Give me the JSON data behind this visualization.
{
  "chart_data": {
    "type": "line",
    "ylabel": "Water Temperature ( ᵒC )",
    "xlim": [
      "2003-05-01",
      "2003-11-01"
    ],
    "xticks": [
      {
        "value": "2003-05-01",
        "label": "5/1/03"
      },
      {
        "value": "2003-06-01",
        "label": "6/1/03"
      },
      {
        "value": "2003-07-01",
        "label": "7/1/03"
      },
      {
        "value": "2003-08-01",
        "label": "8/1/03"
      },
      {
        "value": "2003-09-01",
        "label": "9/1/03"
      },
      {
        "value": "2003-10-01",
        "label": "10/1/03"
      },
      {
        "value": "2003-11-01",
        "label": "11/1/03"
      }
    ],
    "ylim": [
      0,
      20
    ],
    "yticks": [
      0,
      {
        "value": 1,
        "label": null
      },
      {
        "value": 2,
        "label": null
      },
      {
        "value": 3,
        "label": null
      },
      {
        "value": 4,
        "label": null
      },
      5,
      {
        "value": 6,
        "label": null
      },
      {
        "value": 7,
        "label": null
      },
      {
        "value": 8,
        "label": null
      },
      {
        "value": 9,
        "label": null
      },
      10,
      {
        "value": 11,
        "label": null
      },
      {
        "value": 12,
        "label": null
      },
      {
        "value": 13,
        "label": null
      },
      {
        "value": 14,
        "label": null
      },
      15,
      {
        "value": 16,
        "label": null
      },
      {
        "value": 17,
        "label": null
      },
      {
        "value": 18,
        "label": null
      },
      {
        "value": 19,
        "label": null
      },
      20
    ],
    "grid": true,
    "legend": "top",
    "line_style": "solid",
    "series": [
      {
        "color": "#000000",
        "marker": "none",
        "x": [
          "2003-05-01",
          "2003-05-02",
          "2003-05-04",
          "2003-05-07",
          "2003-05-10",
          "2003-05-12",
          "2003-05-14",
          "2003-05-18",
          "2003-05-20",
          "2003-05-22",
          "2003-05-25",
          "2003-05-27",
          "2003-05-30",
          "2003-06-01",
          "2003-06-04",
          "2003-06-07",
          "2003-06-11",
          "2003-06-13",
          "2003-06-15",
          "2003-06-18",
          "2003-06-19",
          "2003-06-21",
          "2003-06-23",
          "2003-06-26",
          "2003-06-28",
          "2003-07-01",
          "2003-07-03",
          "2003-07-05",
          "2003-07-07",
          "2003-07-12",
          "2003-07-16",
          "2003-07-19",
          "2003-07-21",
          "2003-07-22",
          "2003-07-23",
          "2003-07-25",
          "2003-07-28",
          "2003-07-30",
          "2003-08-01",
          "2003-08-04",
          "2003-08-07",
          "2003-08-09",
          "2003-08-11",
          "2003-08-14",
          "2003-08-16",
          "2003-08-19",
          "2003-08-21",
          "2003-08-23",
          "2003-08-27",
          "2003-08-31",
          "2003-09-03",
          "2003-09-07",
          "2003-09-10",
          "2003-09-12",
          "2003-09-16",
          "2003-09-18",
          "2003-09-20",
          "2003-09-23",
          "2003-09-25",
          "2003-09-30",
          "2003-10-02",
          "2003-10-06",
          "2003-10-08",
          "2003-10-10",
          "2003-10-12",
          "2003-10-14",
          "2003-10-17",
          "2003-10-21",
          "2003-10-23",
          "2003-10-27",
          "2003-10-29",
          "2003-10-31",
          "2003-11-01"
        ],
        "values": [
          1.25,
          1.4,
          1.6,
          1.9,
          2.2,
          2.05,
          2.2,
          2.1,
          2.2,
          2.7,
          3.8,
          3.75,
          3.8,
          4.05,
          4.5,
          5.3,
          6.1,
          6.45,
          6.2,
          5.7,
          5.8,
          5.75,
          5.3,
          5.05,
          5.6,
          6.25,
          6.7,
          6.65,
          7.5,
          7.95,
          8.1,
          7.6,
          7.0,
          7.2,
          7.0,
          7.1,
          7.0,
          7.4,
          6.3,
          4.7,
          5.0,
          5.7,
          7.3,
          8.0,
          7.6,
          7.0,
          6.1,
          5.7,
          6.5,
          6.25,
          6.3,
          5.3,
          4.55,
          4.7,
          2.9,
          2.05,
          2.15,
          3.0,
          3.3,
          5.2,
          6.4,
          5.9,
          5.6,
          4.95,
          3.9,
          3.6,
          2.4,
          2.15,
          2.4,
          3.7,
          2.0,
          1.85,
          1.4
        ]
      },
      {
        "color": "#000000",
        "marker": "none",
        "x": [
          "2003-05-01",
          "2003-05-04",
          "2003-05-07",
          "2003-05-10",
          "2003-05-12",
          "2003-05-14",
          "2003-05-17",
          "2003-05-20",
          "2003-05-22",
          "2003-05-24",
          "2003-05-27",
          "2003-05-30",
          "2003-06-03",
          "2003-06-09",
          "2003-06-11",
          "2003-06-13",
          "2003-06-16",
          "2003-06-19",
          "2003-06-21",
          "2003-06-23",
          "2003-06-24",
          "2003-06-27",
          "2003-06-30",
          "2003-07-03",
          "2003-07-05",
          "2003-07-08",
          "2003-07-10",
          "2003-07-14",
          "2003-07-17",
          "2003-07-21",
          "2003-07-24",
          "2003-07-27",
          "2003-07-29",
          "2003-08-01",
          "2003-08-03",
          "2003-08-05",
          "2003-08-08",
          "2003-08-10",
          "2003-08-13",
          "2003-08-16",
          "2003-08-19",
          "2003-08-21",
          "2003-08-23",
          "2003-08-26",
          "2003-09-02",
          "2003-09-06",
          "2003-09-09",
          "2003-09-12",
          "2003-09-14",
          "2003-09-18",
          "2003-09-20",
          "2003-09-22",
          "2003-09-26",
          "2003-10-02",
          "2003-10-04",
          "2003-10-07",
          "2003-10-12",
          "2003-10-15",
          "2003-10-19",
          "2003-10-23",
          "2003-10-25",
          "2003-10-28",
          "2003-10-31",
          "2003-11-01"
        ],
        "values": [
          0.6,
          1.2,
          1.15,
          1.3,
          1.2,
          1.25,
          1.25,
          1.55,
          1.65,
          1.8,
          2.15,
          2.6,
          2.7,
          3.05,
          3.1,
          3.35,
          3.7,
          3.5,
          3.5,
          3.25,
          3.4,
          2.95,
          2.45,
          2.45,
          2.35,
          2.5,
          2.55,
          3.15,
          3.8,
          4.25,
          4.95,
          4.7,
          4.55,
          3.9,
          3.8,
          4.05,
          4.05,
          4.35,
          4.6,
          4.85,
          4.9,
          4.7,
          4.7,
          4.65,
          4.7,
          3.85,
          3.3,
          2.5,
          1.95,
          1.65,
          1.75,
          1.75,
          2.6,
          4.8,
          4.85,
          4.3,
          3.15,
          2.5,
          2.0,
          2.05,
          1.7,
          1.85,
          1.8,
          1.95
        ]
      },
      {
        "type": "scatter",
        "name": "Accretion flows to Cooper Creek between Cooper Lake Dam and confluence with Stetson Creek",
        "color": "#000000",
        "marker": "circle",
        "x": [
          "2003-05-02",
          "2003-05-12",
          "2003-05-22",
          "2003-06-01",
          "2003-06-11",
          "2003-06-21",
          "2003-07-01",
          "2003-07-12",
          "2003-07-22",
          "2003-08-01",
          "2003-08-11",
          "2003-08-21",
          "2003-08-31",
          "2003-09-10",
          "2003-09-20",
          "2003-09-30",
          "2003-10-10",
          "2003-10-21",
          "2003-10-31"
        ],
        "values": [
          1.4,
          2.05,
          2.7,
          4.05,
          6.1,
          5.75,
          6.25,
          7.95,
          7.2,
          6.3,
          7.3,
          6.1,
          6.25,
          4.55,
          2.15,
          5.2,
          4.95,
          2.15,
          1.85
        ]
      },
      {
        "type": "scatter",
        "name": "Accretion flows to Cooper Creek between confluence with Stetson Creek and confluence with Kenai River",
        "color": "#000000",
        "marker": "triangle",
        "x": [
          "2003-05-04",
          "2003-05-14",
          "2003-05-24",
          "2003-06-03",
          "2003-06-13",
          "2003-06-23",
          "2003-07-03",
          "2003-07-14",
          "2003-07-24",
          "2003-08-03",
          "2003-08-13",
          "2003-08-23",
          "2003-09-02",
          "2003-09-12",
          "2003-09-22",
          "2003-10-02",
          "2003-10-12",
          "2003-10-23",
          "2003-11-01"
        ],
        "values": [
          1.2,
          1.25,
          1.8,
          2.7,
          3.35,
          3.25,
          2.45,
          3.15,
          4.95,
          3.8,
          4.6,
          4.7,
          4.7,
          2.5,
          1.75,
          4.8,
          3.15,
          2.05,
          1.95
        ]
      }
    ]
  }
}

○ ○ ○ ○

• **Problem to work on**: Tally the lines in the entries above that hold the word "flows". Reply with nothing but that count.

• **Answer for this exercise**: 2